───── Dataset excerpts

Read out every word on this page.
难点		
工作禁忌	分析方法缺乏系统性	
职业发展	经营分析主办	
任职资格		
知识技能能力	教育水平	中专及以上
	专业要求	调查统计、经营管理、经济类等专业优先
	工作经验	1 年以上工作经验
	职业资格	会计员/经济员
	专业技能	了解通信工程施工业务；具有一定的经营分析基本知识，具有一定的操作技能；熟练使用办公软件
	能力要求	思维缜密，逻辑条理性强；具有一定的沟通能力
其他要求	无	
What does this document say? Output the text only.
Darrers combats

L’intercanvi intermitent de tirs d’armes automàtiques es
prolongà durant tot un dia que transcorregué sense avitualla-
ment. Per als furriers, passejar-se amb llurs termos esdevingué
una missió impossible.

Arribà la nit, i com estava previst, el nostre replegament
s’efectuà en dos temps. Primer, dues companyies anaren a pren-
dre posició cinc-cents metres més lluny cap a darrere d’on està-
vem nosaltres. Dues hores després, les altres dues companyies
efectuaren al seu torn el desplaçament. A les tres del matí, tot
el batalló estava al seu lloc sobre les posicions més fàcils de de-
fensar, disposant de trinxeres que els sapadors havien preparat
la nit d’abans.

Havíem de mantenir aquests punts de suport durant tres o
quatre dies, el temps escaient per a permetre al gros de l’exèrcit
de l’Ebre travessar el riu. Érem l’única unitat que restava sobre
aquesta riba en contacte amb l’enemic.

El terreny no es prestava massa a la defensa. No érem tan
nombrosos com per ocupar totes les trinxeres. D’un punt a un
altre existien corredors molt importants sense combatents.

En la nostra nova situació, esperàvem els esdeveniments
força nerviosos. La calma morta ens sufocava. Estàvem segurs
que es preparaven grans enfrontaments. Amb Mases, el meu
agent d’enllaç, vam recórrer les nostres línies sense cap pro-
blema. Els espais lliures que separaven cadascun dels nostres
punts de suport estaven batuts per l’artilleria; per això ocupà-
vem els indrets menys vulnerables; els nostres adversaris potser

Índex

──────────

[Exercise instructions]
Return what is listed above, exactly and completely.

[Expected answer]
Read out every word on this page.
难点		
工作禁忌	分析方法缺乏系统性	
职业发展	经营分析主办	
任职资格		
知识技能能力	教育水平	中专及以上
	专业要求	调查统计、经营管理、经济类等专业优先
	工作经验	1 年以上工作经验
	职业资格	会计员/经济员
	专业技能	了解通信工程施工业务；具有一定的经营分析基本知识，具有一定的操作技能；熟练使用办公软件
	能力要求	思维缜密，逻辑条理性强；具有一定的沟通能力
其他要求	无	
What does this document say? Output the text only.
Darrers combats

L’intercanvi intermitent de tirs d’armes automàtiques es
prolongà durant tot un dia que transcorregué sense avitualla-
ment. Per als furriers, passejar-se amb llurs termos esdevingué
una missió impossible.

Arribà la nit, i com estava previst, el nostre replegament
s’efectuà en dos temps. Primer, dues companyies anaren a pren-
dre posició cinc-cents metres més lluny cap a darrere d’on està-
vem nosaltres. Dues hores després, les altres dues companyies
efectuaren al seu torn el desplaçament. A les tres del matí, tot
el batalló estava al seu lloc sobre les posicions més fàcils de de-
fensar, disposant de trinxeres que els sapadors havien preparat
la nit d’abans.

Havíem de mantenir aquests punts de suport durant tres o
quatre dies, el temps escaient per a permetre al gros de l’exèrcit
de l’Ebre travessar el riu. Érem l’única unitat que restava sobre
aquesta riba en contacte amb l’enemic.

El terreny no es prestava massa a la defensa. No érem tan
nombrosos com per ocupar totes les trinxeres. D’un punt a un
altre existien corredors molt importants sense combatents.

En la nostra nova situació, esperàvem els esdeveniments
força nerviosos. La calma morta ens sufocava. Estàvem segurs
que es preparaven grans enfrontaments. Amb Mases, el meu
agent d’enllaç, vam recórrer les nostres línies sense cap pro-
blema. Els espais lliures que separaven cadascun dels nostres
punts de suport estaven batuts per l’artilleria; per això ocupà-
vem els indrets menys vulnerables; els nostres adversaris potser

Índex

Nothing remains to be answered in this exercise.